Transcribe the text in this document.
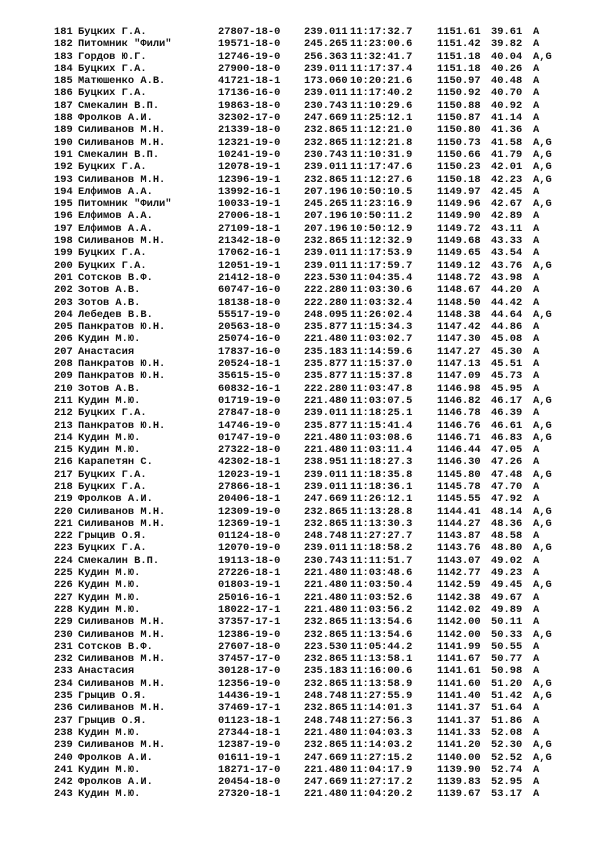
181 Буцких Г.А.	27807-18-0 239.011 11:17:32.7 1151.61 39.61 A
182 Питомник "Фили"	19571-18-0 245.265 11:23:00.6 1151.42 39.82 A
183 Гордов Ю.Г.	12746-19-0 256.363 11:32:41.7 1151.18 40.04 A,G
184 Буцких Г.А.	27900-18-0 239.011 11:17:37.4 1151.18 40.26 A
185 Матюшенко А.В.	41721-18-1 173.060 10:20:21.6 1150.97 40.48 A
186 Буцких Г.А.	17136-16-0 239.011 11:17:40.2 1150.92 40.70 A
187 Смекалин В.П.	19863-18-0 230.743 11:10:29.6 1150.88 40.92 A
188 Фролков А.И.	32302-17-0 247.669 11:25:12.1 1150.87 41.14 A
189 Силиванов М.Н.	21339-18-0 232.865 11:12:21.0 1150.80 41.36 A
190 Силиванов М.Н.	12321-19-0 232.865 11:12:21.8 1150.73 41.58 A,G
191 Смекалин В.П.	10241-19-0 230.743 11:10:31.9 1150.66 41.79 A,G
192 Буцких Г.А.	12078-19-1 239.011 11:17:47.6 1150.23 42.01 A,G
193 Силиванов М.Н.	12396-19-1 232.865 11:12:27.6 1150.18 42.23 A,G
194 Елфимов А.А.	13992-16-1 207.196 10:50:10.5 1149.97 42.45 A
195 Питомник "Фили"	10033-19-1 245.265 11:23:16.9 1149.96 42.67 A,G
196 Елфимов А.А.	27006-18-1 207.196 10:50:11.2 1149.90 42.89 A
197 Елфимов А.А.	27109-18-1 207.196 10:50:12.9 1149.72 43.11 A
198 Силиванов М.Н.	21342-18-0 232.865 11:12:32.9 1149.68 43.33 A
199 Буцких Г.А.	17062-16-1 239.011 11:17:53.9 1149.65 43.54 A
200 Буцких Г.А.	12051-19-1 239.011 11:17:59.7 1149.12 43.76 A,G
201 Сотсков В.Ф.	21412-18-0 223.530 11:04:35.4 1148.72 43.98 A
202 Зотов А.В.	60747-16-0 222.280 11:03:30.6 1148.67 44.20 A
203 Зотов А.В.	18138-18-0 222.280 11:03:32.4 1148.50 44.42 A
204 Лебедев В.В.	55517-19-0 248.095 11:26:02.4 1148.38 44.64 A,G
205 Панкратов Ю.Н.	20563-18-0 235.877 11:15:34.3 1147.42 44.86 A
206 Кудин М.Ю.	25074-16-0 221.480 11:03:02.7 1147.30 45.08 A
207 Анастасия	17837-16-0 235.183 11:14:59.6 1147.27 45.30 A
208 Панкратов Ю.Н.	20524-18-1 235.877 11:15:37.0 1147.13 45.51 A
209 Панкратов Ю.Н.	35615-15-0 235.877 11:15:37.8 1147.09 45.73 A
210 Зотов А.В.	60832-16-1 222.280 11:03:47.8 1146.98 45.95 A
211 Кудин М.Ю.	01719-19-0 221.480 11:03:07.5 1146.82 46.17 A,G
212 Буцких Г.А.	27847-18-0 239.011 11:18:25.1 1146.78 46.39 A
213 Панкратов Ю.Н.	14746-19-0 235.877 11:15:41.4 1146.76 46.61 A,G
214 Кудин М.Ю.	01747-19-0 221.480 11:03:08.6 1146.71 46.83 A,G
215 Кудин М.Ю.	27322-18-0 221.480 11:03:11.4 1146.44 47.05 A
216 Карапетян С.	42302-18-1 238.951 11:18:27.3 1146.30 47.26 A
217 Буцких Г.А.	12023-19-1 239.011 11:18:35.8 1145.80 47.48 A,G
218 Буцких Г.А.	27866-18-1 239.011 11:18:36.1 1145.78 47.70 A
219 Фролков А.И.	20406-18-1 247.669 11:26:12.1 1145.55 47.92 A
220 Силиванов М.Н.	12309-19-0 232.865 11:13:28.8 1144.41 48.14 A,G
221 Силиванов М.Н.	12369-19-1 232.865 11:13:30.3 1144.27 48.36 A,G
222 Грыцив О.Я.	01124-18-0 248.748 11:27:27.7 1143.87 48.58 A
223 Буцких Г.А.	12070-19-0 239.011 11:18:58.2 1143.76 48.80 A,G
224 Смекалин В.П.	19113-18-0 230.743 11:11:51.7 1143.07 49.02 A
225 Кудин М.Ю.	27226-18-1 221.480 11:03:48.6 1142.77 49.23 A
226 Кудин М.Ю.	01803-19-1 221.480 11:03:50.4 1142.59 49.45 A,G
227 Кудин М.Ю.	25016-16-1 221.480 11:03:52.6 1142.38 49.67 A
228 Кудин М.Ю.	18022-17-1 221.480 11:03:56.2 1142.02 49.89 A
229 Силиванов М.Н.	37357-17-1 232.865 11:13:54.6 1142.00 50.11 A
230 Силиванов М.Н.	12386-19-0 232.865 11:13:54.6 1142.00 50.33 A,G
231 Сотсков В.Ф.	27607-18-0 223.530 11:05:44.2 1141.99 50.55 A
232 Силиванов М.Н.	37457-17-0 232.865 11:13:58.1 1141.67 50.77 A
233 Анастасия	30128-17-0 235.183 11:16:00.6 1141.61 50.98 A
234 Силиванов М.Н.	12356-19-0 232.865 11:13:58.9 1141.60 51.20 A,G
235 Грыцив О.Я.	14436-19-1 248.748 11:27:55.9 1141.40 51.42 A,G
236 Силиванов М.Н.	37469-17-1 232.865 11:14:01.3 1141.37 51.64 A
237 Грыцив О.Я.	01123-18-1 248.748 11:27:56.3 1141.37 51.86 A
238 Кудин М.Ю.	27344-18-1 221.480 11:04:03.3 1141.33 52.08 A
239 Силиванов М.Н.	12387-19-0 232.865 11:14:03.2 1141.20 52.30 A,G
240 Фролков А.И.	01611-19-1 247.669 11:27:15.2 1140.00 52.52 A,G
241 Кудин М.Ю.	18271-17-0 221.480 11:04:17.9 1139.90 52.74 A
242 Фролков А.И.	20454-18-0 247.669 11:27:17.2 1139.83 52.95 A
243 Кудин М.Ю.	27320-18-1 221.480 11:04:20.2 1139.67 53.17 A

*Set task:*
Return each line of the data, keeping its wording exact and omitting pictures.

*Exercise solution:*
Transcribe the text in this document.
181 Буцких Г.А.	27807-18-0 239.011 11:17:32.7 1151.61 39.61 A
182 Питомник "Фили"	19571-18-0 245.265 11:23:00.6 1151.42 39.82 A
183 Гордов Ю.Г.	12746-19-0 256.363 11:32:41.7 1151.18 40.04 A,G
184 Буцких Г.А.	27900-18-0 239.011 11:17:37.4 1151.18 40.26 A
185 Матюшенко А.В.	41721-18-1 173.060 10:20:21.6 1150.97 40.48 A
186 Буцких Г.А.	17136-16-0 239.011 11:17:40.2 1150.92 40.70 A
187 Смекалин В.П.	19863-18-0 230.743 11:10:29.6 1150.88 40.92 A
188 Фролков А.И.	32302-17-0 247.669 11:25:12.1 1150.87 41.14 A
189 Силиванов М.Н.	21339-18-0 232.865 11:12:21.0 1150.80 41.36 A
190 Силиванов М.Н.	12321-19-0 232.865 11:12:21.8 1150.73 41.58 A,G
191 Смекалин В.П.	10241-19-0 230.743 11:10:31.9 1150.66 41.79 A,G
192 Буцких Г.А.	12078-19-1 239.011 11:17:47.6 1150.23 42.01 A,G
193 Силиванов М.Н.	12396-19-1 232.865 11:12:27.6 1150.18 42.23 A,G
194 Елфимов А.А.	13992-16-1 207.196 10:50:10.5 1149.97 42.45 A
195 Питомник "Фили"	10033-19-1 245.265 11:23:16.9 1149.96 42.67 A,G
196 Елфимов А.А.	27006-18-1 207.196 10:50:11.2 1149.90 42.89 A
197 Елфимов А.А.	27109-18-1 207.196 10:50:12.9 1149.72 43.11 A
198 Силиванов М.Н.	21342-18-0 232.865 11:12:32.9 1149.68 43.33 A
199 Буцких Г.А.	17062-16-1 239.011 11:17:53.9 1149.65 43.54 A
200 Буцких Г.А.	12051-19-1 239.011 11:17:59.7 1149.12 43.76 A,G
201 Сотсков В.Ф.	21412-18-0 223.530 11:04:35.4 1148.72 43.98 A
202 Зотов А.В.	60747-16-0 222.280 11:03:30.6 1148.67 44.20 A
203 Зотов А.В.	18138-18-0 222.280 11:03:32.4 1148.50 44.42 A
204 Лебедев В.В.	55517-19-0 248.095 11:26:02.4 1148.38 44.64 A,G
205 Панкратов Ю.Н.	20563-18-0 235.877 11:15:34.3 1147.42 44.86 A
206 Кудин М.Ю.	25074-16-0 221.480 11:03:02.7 1147.30 45.08 A
207 Анастасия	17837-16-0 235.183 11:14:59.6 1147.27 45.30 A
208 Панкратов Ю.Н.	20524-18-1 235.877 11:15:37.0 1147.13 45.51 A
209 Панкратов Ю.Н.	35615-15-0 235.877 11:15:37.8 1147.09 45.73 A
210 Зотов А.В.	60832-16-1 222.280 11:03:47.8 1146.98 45.95 A
211 Кудин М.Ю.	01719-19-0 221.480 11:03:07.5 1146.82 46.17 A,G
212 Буцких Г.А.	27847-18-0 239.011 11:18:25.1 1146.78 46.39 A
213 Панкратов Ю.Н.	14746-19-0 235.877 11:15:41.4 1146.76 46.61 A,G
214 Кудин М.Ю.	01747-19-0 221.480 11:03:08.6 1146.71 46.83 A,G
215 Кудин М.Ю.	27322-18-0 221.480 11:03:11.4 1146.44 47.05 A
216 Карапетян С.	42302-18-1 238.951 11:18:27.3 1146.30 47.26 A
217 Буцких Г.А.	12023-19-1 239.011 11:18:35.8 1145.80 47.48 A,G
218 Буцких Г.А.	27866-18-1 239.011 11:18:36.1 1145.78 47.70 A
219 Фролков А.И.	20406-18-1 247.669 11:26:12.1 1145.55 47.92 A
220 Силиванов М.Н.	12309-19-0 232.865 11:13:28.8 1144.41 48.14 A,G
221 Силиванов М.Н.	12369-19-1 232.865 11:13:30.3 1144.27 48.36 A,G
222 Грыцив О.Я.	01124-18-0 248.748 11:27:27.7 1143.87 48.58 A
223 Буцких Г.А.	12070-19-0 239.011 11:18:58.2 1143.76 48.80 A,G
224 Смекалин В.П.	19113-18-0 230.743 11:11:51.7 1143.07 49.02 A
225 Кудин М.Ю.	27226-18-1 221.480 11:03:48.6 1142.77 49.23 A
226 Кудин М.Ю.	01803-19-1 221.480 11:03:50.4 1142.59 49.45 A,G
227 Кудин М.Ю.	25016-16-1 221.480 11:03:52.6 1142.38 49.67 A
228 Кудин М.Ю.	18022-17-1 221.480 11:03:56.2 1142.02 49.89 A
229 Силиванов М.Н.	37357-17-1 232.865 11:13:54.6 1142.00 50.11 A
230 Силиванов М.Н.	12386-19-0 232.865 11:13:54.6 1142.00 50.33 A,G
231 Сотсков В.Ф.	27607-18-0 223.530 11:05:44.2 1141.99 50.55 A
232 Силиванов М.Н.	37457-17-0 232.865 11:13:58.1 1141.67 50.77 A
233 Анастасия	30128-17-0 235.183 11:16:00.6 1141.61 50.98 A
234 Силиванов М.Н.	12356-19-0 232.865 11:13:58.9 1141.60 51.20 A,G
235 Грыцив О.Я.	14436-19-1 248.748 11:27:55.9 1141.40 51.42 A,G
236 Силиванов М.Н.	37469-17-1 232.865 11:14:01.3 1141.37 51.64 A
237 Грыцив О.Я.	01123-18-1 248.748 11:27:56.3 1141.37 51.86 A
238 Кудин М.Ю.	27344-18-1 221.480 11:04:03.3 1141.33 52.08 A
239 Силиванов М.Н.	12387-19-0 232.865 11:14:03.2 1141.20 52.30 A,G
240 Фролков А.И.	01611-19-1 247.669 11:27:15.2 1140.00 52.52 A,G
241 Кудин М.Ю.	18271-17-0 221.480 11:04:17.9 1139.90 52.74 A
242 Фролков А.И.	20454-18-0 247.669 11:27:17.2 1139.83 52.95 A
243 Кудин М.Ю.	27320-18-1 221.480 11:04:20.2 1139.67 53.17 A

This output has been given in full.